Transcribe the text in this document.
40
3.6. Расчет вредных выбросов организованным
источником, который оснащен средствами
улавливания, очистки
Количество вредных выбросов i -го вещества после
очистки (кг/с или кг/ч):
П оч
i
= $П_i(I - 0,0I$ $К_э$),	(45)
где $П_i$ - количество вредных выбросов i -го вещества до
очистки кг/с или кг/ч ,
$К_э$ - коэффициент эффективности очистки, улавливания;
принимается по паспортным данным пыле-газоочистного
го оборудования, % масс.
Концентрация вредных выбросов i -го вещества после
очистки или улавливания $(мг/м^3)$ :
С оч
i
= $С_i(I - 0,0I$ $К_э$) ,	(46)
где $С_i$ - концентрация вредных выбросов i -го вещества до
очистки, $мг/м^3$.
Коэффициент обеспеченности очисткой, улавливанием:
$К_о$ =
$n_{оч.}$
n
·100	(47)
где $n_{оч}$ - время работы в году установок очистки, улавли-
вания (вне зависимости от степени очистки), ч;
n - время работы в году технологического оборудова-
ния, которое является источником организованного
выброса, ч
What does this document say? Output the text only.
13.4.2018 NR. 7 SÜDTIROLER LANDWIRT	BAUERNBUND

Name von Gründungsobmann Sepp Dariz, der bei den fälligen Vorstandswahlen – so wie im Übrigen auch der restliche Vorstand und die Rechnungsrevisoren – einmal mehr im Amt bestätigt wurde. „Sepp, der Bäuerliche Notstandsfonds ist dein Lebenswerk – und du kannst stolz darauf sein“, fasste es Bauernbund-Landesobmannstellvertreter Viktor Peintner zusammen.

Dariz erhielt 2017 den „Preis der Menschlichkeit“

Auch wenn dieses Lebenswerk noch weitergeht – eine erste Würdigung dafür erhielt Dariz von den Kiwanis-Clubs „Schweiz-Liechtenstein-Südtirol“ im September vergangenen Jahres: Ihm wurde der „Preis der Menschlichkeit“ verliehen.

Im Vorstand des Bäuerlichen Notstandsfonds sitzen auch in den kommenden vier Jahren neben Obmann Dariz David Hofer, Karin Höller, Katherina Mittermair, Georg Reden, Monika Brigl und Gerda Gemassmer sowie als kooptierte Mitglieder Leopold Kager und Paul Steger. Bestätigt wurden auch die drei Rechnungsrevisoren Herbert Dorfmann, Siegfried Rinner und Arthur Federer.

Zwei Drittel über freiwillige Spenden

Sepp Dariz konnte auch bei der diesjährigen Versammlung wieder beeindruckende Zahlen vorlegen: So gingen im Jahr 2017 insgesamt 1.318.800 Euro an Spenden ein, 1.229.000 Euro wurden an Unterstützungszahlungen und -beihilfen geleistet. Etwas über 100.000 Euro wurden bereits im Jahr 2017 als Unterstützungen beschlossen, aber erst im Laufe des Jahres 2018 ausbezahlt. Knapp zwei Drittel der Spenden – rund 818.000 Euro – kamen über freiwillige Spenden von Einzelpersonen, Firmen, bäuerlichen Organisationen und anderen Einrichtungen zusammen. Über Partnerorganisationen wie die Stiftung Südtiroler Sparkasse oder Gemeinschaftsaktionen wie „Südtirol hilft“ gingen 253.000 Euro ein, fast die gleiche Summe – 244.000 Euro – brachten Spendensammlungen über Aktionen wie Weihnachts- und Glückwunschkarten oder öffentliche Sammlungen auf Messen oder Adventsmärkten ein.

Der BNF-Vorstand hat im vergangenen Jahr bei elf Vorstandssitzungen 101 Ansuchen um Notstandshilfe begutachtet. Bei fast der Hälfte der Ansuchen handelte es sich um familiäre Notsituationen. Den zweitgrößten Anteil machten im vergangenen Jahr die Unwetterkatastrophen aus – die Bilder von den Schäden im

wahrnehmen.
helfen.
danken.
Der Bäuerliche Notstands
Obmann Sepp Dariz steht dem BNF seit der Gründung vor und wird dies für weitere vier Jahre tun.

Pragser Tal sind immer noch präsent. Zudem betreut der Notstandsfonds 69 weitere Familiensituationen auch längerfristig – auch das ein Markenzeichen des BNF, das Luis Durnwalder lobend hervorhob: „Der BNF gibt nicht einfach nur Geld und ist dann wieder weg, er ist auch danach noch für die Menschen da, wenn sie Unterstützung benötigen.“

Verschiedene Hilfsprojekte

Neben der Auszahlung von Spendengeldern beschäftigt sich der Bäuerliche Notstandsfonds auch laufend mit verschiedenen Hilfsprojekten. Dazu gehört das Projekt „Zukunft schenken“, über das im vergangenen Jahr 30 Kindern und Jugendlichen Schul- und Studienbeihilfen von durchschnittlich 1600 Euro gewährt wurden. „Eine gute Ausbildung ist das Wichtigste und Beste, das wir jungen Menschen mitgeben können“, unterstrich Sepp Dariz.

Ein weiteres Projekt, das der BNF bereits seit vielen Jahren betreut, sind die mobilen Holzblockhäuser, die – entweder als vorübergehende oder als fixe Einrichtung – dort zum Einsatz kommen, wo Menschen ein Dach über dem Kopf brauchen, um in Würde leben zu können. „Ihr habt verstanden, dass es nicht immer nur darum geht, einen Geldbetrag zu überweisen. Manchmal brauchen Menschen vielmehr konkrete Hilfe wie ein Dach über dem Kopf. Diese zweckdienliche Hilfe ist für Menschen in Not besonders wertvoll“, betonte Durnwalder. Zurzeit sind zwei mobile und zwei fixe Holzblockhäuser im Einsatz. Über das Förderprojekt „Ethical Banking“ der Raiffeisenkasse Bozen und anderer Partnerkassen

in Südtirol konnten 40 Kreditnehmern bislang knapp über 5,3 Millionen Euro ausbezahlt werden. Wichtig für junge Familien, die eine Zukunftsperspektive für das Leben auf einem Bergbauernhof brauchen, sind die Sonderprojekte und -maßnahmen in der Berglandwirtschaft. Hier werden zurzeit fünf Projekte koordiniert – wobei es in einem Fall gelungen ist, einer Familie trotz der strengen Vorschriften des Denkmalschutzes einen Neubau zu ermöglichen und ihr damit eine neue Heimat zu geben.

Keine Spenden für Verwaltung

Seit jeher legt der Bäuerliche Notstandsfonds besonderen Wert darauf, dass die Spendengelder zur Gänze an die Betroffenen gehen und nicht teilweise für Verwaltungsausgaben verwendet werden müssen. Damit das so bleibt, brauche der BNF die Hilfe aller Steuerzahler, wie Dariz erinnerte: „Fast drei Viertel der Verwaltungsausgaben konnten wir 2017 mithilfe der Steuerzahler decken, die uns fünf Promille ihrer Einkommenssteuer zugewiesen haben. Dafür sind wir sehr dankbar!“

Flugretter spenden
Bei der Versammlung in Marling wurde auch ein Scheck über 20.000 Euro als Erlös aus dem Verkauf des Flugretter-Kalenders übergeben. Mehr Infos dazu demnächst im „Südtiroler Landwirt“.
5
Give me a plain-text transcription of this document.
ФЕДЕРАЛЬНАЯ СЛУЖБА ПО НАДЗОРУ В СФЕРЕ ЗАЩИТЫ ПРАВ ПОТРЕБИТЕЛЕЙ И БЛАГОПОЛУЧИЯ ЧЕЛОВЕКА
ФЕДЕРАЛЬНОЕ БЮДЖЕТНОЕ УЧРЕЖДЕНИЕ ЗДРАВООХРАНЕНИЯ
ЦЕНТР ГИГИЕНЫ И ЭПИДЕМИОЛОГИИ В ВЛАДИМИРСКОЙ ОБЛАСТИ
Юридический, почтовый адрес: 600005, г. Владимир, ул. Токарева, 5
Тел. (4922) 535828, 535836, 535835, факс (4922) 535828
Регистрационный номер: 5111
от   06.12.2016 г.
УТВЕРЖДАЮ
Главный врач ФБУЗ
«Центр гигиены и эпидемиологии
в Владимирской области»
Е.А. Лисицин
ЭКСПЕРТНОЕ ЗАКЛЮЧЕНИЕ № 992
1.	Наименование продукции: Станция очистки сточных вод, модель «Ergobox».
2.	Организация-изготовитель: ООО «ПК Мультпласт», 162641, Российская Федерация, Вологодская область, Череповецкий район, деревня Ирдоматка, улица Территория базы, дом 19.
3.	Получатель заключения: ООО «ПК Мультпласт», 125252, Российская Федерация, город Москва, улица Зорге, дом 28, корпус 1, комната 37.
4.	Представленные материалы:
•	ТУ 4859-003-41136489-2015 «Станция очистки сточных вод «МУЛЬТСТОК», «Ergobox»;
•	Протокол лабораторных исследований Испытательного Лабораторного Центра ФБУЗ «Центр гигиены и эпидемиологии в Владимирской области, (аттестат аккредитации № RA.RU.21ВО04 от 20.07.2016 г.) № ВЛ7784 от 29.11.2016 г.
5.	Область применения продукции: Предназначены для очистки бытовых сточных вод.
━━━
Pull every line containing "document" from the material above.

Transcribe the text in this document.
What does this document say? Output the text only.
Give me a plain-text transcription of this document.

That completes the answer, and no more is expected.